* EXERCISE TASK *
Images are excluded; otherwise, output every record exactly.
-- Begin DATA TO USE --
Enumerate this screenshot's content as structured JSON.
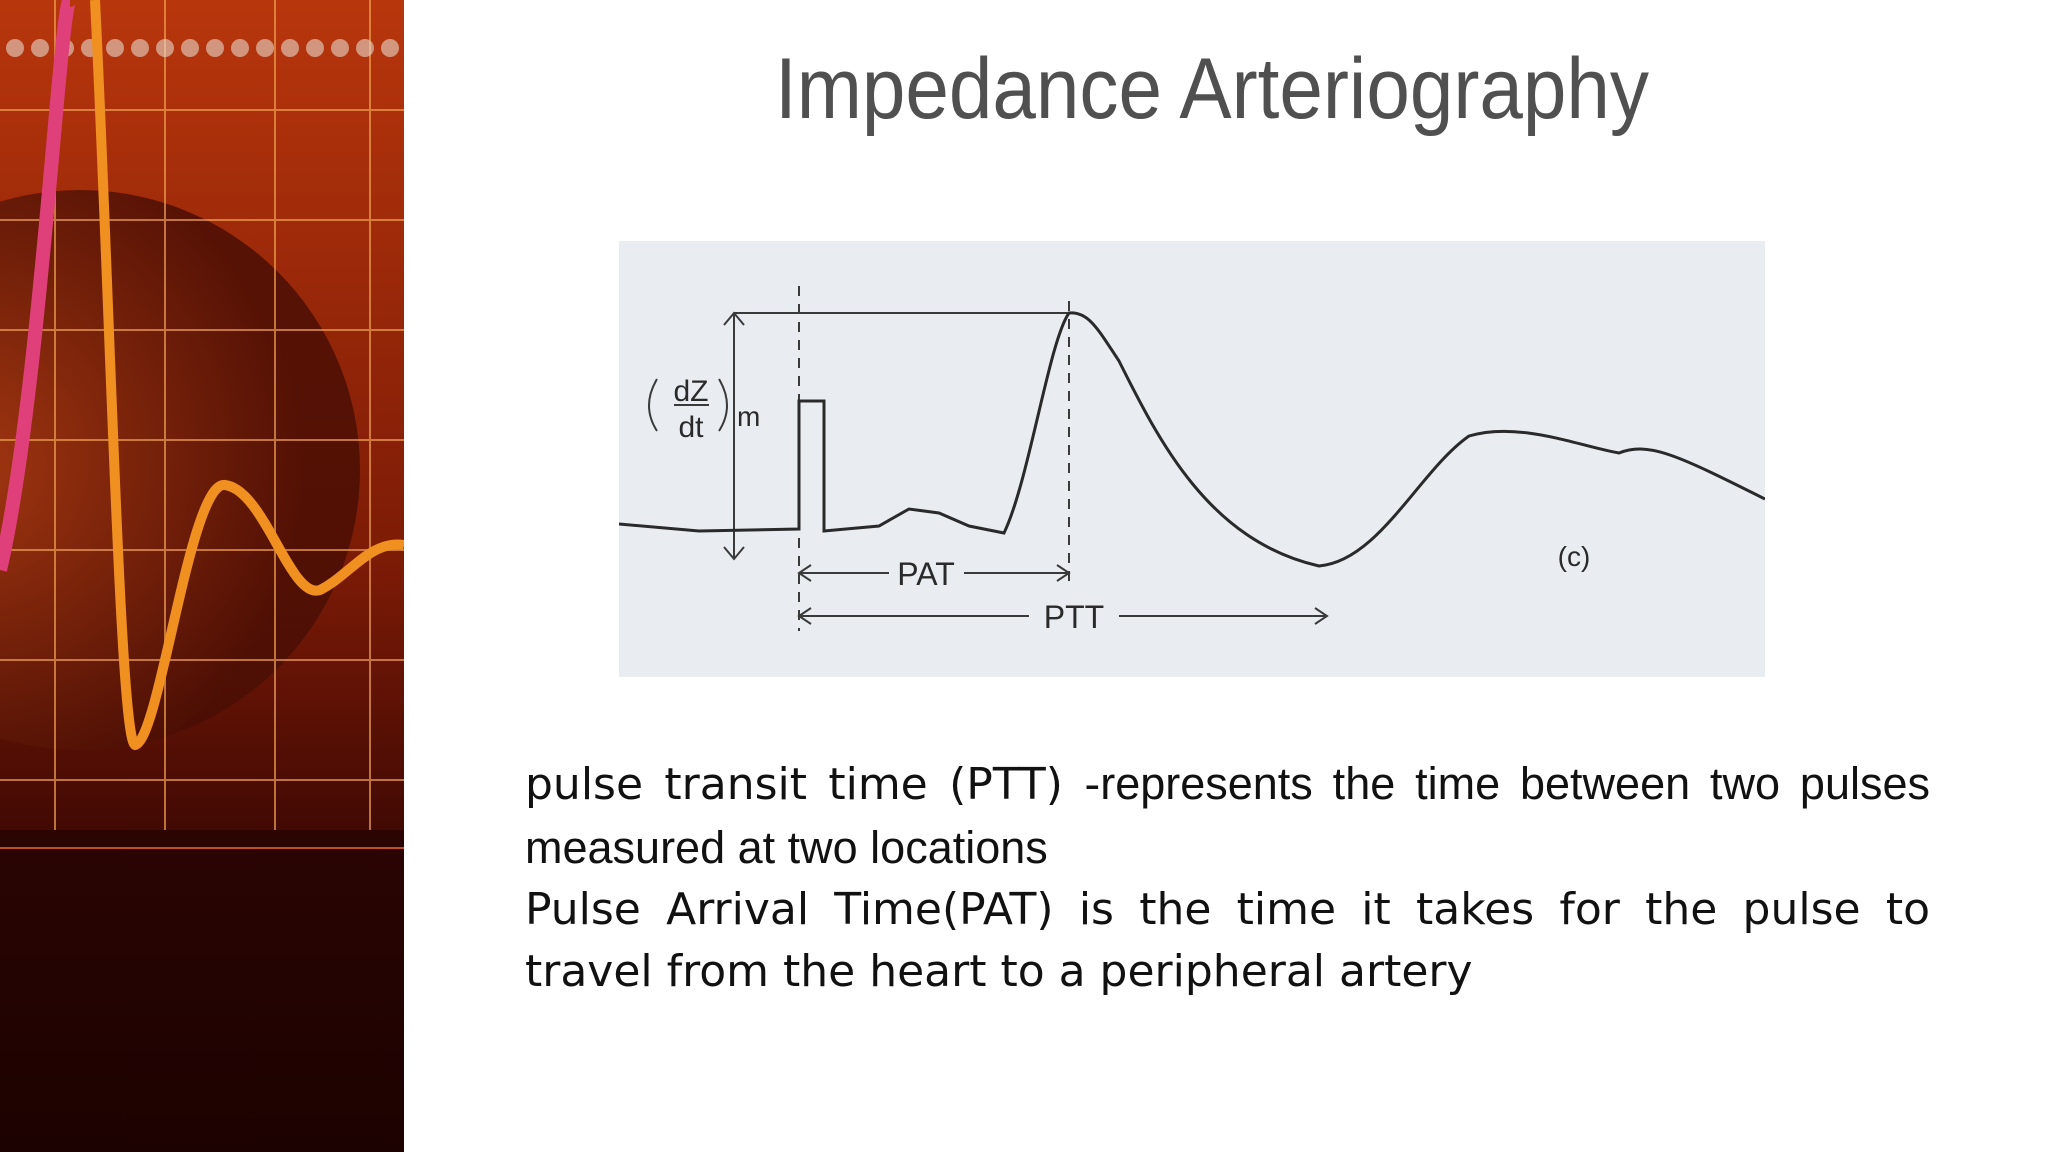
{
  "title": "Impedance Arteriography",
  "figure": {
    "labels": {
      "numerator": "dZ",
      "denominator": "dt",
      "subscript": "m",
      "pat": "PAT",
      "ptt": "PTT",
      "panel": "(c)"
    }
  },
  "body": {
    "paragraphs": [
      {
        "runs": [
          "pulse transit time (PTT) -",
          "represents the time between two pulses measured at two locations"
        ]
      },
      {
        "runs": [
          "Pulse Arrival Time(PAT) is the time it takes for the pulse to travel from the heart to a peripheral artery"
        ]
      }
    ]
  }
}
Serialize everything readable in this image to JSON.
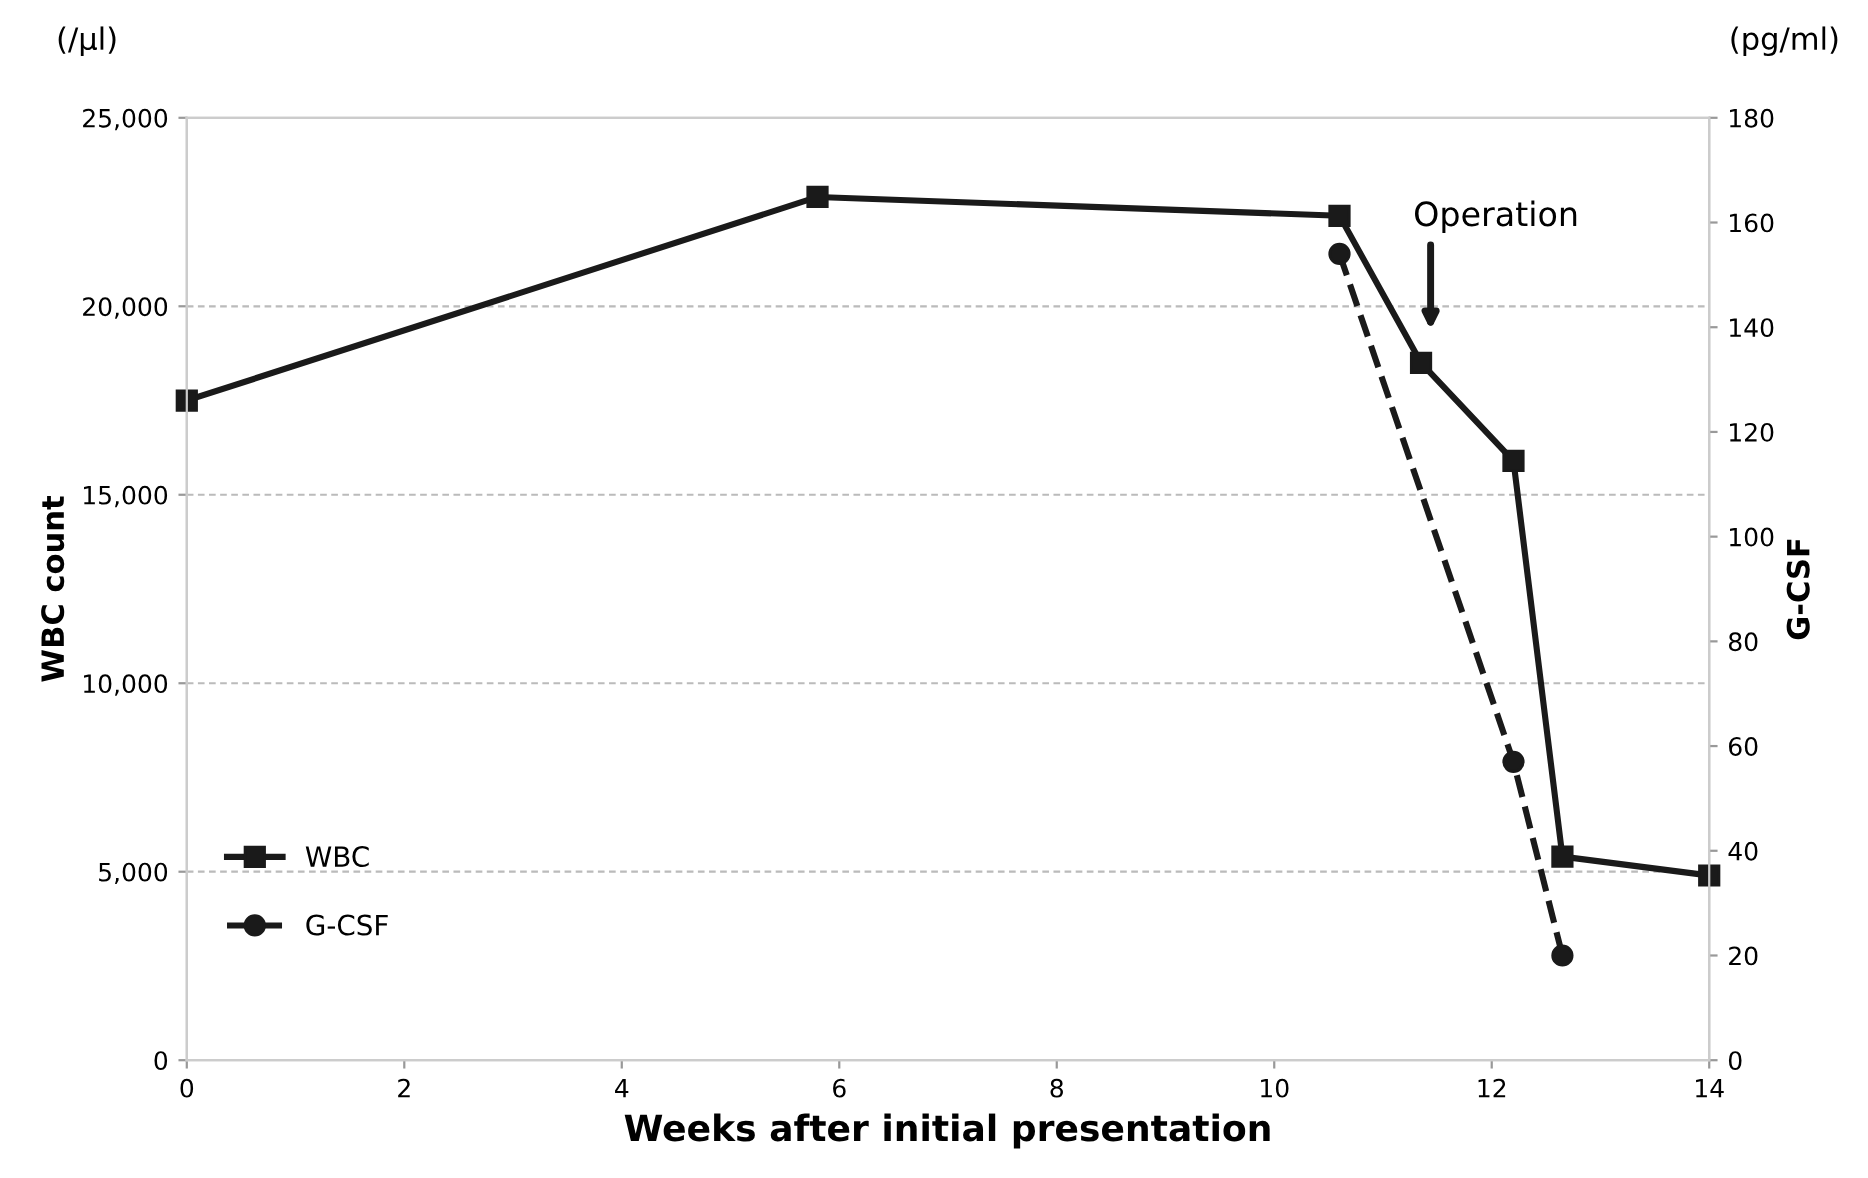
{
  "chart_data": {
    "type": "line",
    "xlabel": "Weeks after initial presentation",
    "ylabel": "WBC count",
    "y2label": "G-CSF",
    "xlim": [
      0,
      14
    ],
    "xticks": [
      0,
      2,
      4,
      6,
      8,
      10,
      12,
      14
    ],
    "ylim": [
      0,
      25000
    ],
    "yticks": [
      {
        "value": 0,
        "label": "0"
      },
      {
        "value": 5000,
        "label": "5,000"
      },
      {
        "value": 10000,
        "label": "10,000"
      },
      {
        "value": 15000,
        "label": "15,000"
      },
      {
        "value": 20000,
        "label": "20,000"
      },
      {
        "value": 25000,
        "label": "25,000"
      }
    ],
    "y2lim": [
      0,
      180
    ],
    "y2ticks": [
      0,
      20,
      40,
      60,
      80,
      100,
      120,
      140,
      160,
      180
    ],
    "grid": "y",
    "legend": "bottom left",
    "series": [
      {
        "name": "WBC",
        "color": "#1a1a1a",
        "marker": "square",
        "line_style": "solid",
        "x": [
          0,
          5.8,
          10.6,
          11.35,
          12.2,
          12.65,
          14
        ],
        "values": [
          17500,
          22900,
          22400,
          18500,
          15900,
          5400,
          4900
        ]
      },
      {
        "name": "G-CSF",
        "color": "#1a1a1a",
        "marker": "circle",
        "line_style": "dashed",
        "axis": "y2",
        "x": [
          10.6,
          12.2,
          12.65
        ],
        "values": [
          154,
          57,
          20
        ]
      }
    ],
    "annotations": [
      "Operation",
      "(/µl)",
      "(pg/ml)"
    ]
  }
}
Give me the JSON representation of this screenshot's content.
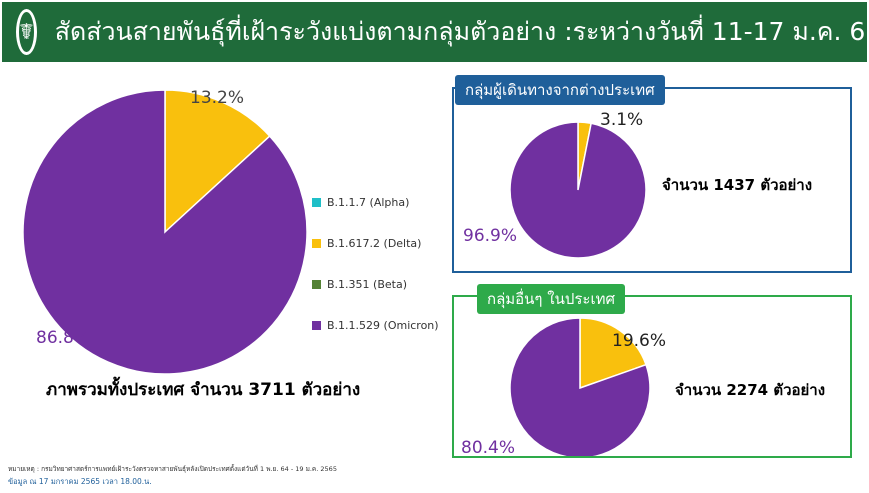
{
  "header": {
    "title": "สัดส่วนสายพันธุ์ที่เฝ้าระวังแบ่งตามกลุ่มตัวอย่าง :ระหว่างวันที่ 11-17 ม.ค. 65",
    "logo_icon": "moph-caduceus-icon"
  },
  "colors": {
    "header": "#1f6b3a",
    "delta": "#f9c00d",
    "omicron": "#7030a0",
    "alpha": "#1fbfc8",
    "beta": "#548235",
    "blue": "#1f5f9a",
    "green": "#2eaa4a"
  },
  "legend": [
    {
      "label": "B.1.1.7 (Alpha)",
      "color": "#1fbfc8"
    },
    {
      "label": "B.1.617.2 (Delta)",
      "color": "#f9c00d"
    },
    {
      "label": "B.1.351 (Beta)",
      "color": "#548235"
    },
    {
      "label": "B.1.1.529 (Omicron)",
      "color": "#7030a0"
    }
  ],
  "chart_data": [
    {
      "type": "pie",
      "name": "ภาพรวมทั้งประเทศ",
      "labels": [
        "B.1.617.2 (Delta)",
        "B.1.1.529 (Omicron)"
      ],
      "values": [
        13.2,
        86.8
      ],
      "value_labels": [
        "13.2%",
        "86.8%"
      ]
    },
    {
      "type": "pie",
      "name": "กลุ่มผู้เดินทางจากต่างประเทศ",
      "labels": [
        "B.1.617.2 (Delta)",
        "B.1.1.529 (Omicron)"
      ],
      "values": [
        3.1,
        96.9
      ],
      "value_labels": [
        "3.1%",
        "96.9%"
      ]
    },
    {
      "type": "pie",
      "name": "กลุ่มอื่นๆ ในประเทศ",
      "labels": [
        "B.1.617.2 (Delta)",
        "B.1.1.529 (Omicron)"
      ],
      "values": [
        19.6,
        80.4
      ],
      "value_labels": [
        "19.6%",
        "80.4%"
      ]
    }
  ],
  "overall": {
    "total_text": "ภาพรวมทั้งประเทศ จำนวน 3711 ตัวอย่าง"
  },
  "travelers": {
    "tab": "กลุ่มผู้เดินทางจากต่างประเทศ",
    "count_text": "จำนวน 1437 ตัวอย่าง"
  },
  "domestic": {
    "tab": "กลุ่มอื่นๆ ในประเทศ",
    "count_text": "จำนวน 2274 ตัวอย่าง"
  },
  "footer": {
    "note": "หมายเหตุ : กรมวิทยาศาสตร์การแพทย์เฝ้าระวังตรวจหาสายพันธุ์หลังเปิดประเทศตั้งแต่วันที่ 1 พ.ย. 64 - 19 ม.ค. 2565",
    "date": "ข้อมูล ณ 17 มกราคม 2565 เวลา 18.00.น."
  }
}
-- End DATA TO USE --
* THE OUTPUT *
Enumerate this screenshot's content as structured JSON.
{
  "title": "Impedance Arteriography",
  "figure": {
    "labels": {
      "numerator": "dZ",
      "denominator": "dt",
      "subscript": "m",
      "pat": "PAT",
      "ptt": "PTT",
      "panel": "(c)"
    }
  },
  "body": {
    "paragraphs": [
      {
        "runs": [
          "pulse transit time (PTT) -",
          "represents the time between two pulses measured at two locations"
        ]
      },
      {
        "runs": [
          "Pulse Arrival Time(PAT) is the time it takes for the pulse to travel from the heart to a peripheral artery"
        ]
      }
    ]
  }
}
Serialize everything readable in this image to JSON.
{
  "chart_data": {
    "type": "line",
    "xlabel": "Weeks after initial presentation",
    "ylabel": "WBC count",
    "y2label": "G-CSF",
    "xlim": [
      0,
      14
    ],
    "xticks": [
      0,
      2,
      4,
      6,
      8,
      10,
      12,
      14
    ],
    "ylim": [
      0,
      25000
    ],
    "yticks": [
      {
        "value": 0,
        "label": "0"
      },
      {
        "value": 5000,
        "label": "5,000"
      },
      {
        "value": 10000,
        "label": "10,000"
      },
      {
        "value": 15000,
        "label": "15,000"
      },
      {
        "value": 20000,
        "label": "20,000"
      },
      {
        "value": 25000,
        "label": "25,000"
      }
    ],
    "y2lim": [
      0,
      180
    ],
    "y2ticks": [
      0,
      20,
      40,
      60,
      80,
      100,
      120,
      140,
      160,
      180
    ],
    "grid": "y",
    "legend": "bottom left",
    "series": [
      {
        "name": "WBC",
        "color": "#1a1a1a",
        "marker": "square",
        "line_style": "solid",
        "x": [
          0,
          5.8,
          10.6,
          11.35,
          12.2,
          12.65,
          14
        ],
        "values": [
          17500,
          22900,
          22400,
          18500,
          15900,
          5400,
          4900
        ]
      },
      {
        "name": "G-CSF",
        "color": "#1a1a1a",
        "marker": "circle",
        "line_style": "dashed",
        "axis": "y2",
        "x": [
          10.6,
          12.2,
          12.65
        ],
        "values": [
          154,
          57,
          20
        ]
      }
    ],
    "annotations": [
      "Operation",
      "(/µl)",
      "(pg/ml)"
    ]
  }
}
Give me the JSON representation of this screenshot's content.
{
  "header": {
    "title": "สัดส่วนสายพันธุ์ที่เฝ้าระวังแบ่งตามกลุ่มตัวอย่าง :ระหว่างวันที่ 11-17 ม.ค. 65",
    "logo_icon": "moph-caduceus-icon"
  },
  "colors": {
    "header": "#1f6b3a",
    "delta": "#f9c00d",
    "omicron": "#7030a0",
    "alpha": "#1fbfc8",
    "beta": "#548235",
    "blue": "#1f5f9a",
    "green": "#2eaa4a"
  },
  "legend": [
    {
      "label": "B.1.1.7 (Alpha)",
      "color": "#1fbfc8"
    },
    {
      "label": "B.1.617.2 (Delta)",
      "color": "#f9c00d"
    },
    {
      "label": "B.1.351 (Beta)",
      "color": "#548235"
    },
    {
      "label": "B.1.1.529 (Omicron)",
      "color": "#7030a0"
    }
  ],
  "chart_data": [
    {
      "type": "pie",
      "name": "ภาพรวมทั้งประเทศ",
      "labels": [
        "B.1.617.2 (Delta)",
        "B.1.1.529 (Omicron)"
      ],
      "values": [
        13.2,
        86.8
      ],
      "value_labels": [
        "13.2%",
        "86.8%"
      ]
    },
    {
      "type": "pie",
      "name": "กลุ่มผู้เดินทางจากต่างประเทศ",
      "labels": [
        "B.1.617.2 (Delta)",
        "B.1.1.529 (Omicron)"
      ],
      "values": [
        3.1,
        96.9
      ],
      "value_labels": [
        "3.1%",
        "96.9%"
      ]
    },
    {
      "type": "pie",
      "name": "กลุ่มอื่นๆ ในประเทศ",
      "labels": [
        "B.1.617.2 (Delta)",
        "B.1.1.529 (Omicron)"
      ],
      "values": [
        19.6,
        80.4
      ],
      "value_labels": [
        "19.6%",
        "80.4%"
      ]
    }
  ],
  "overall": {
    "total_text": "ภาพรวมทั้งประเทศ จำนวน 3711 ตัวอย่าง"
  },
  "travelers": {
    "tab": "กลุ่มผู้เดินทางจากต่างประเทศ",
    "count_text": "จำนวน 1437 ตัวอย่าง"
  },
  "domestic": {
    "tab": "กลุ่มอื่นๆ ในประเทศ",
    "count_text": "จำนวน 2274 ตัวอย่าง"
  },
  "footer": {
    "note": "หมายเหตุ : กรมวิทยาศาสตร์การแพทย์เฝ้าระวังตรวจหาสายพันธุ์หลังเปิดประเทศตั้งแต่วันที่ 1 พ.ย. 64 - 19 ม.ค. 2565",
    "date": "ข้อมูล ณ 17 มกราคม 2565 เวลา 18.00.น."
  }
}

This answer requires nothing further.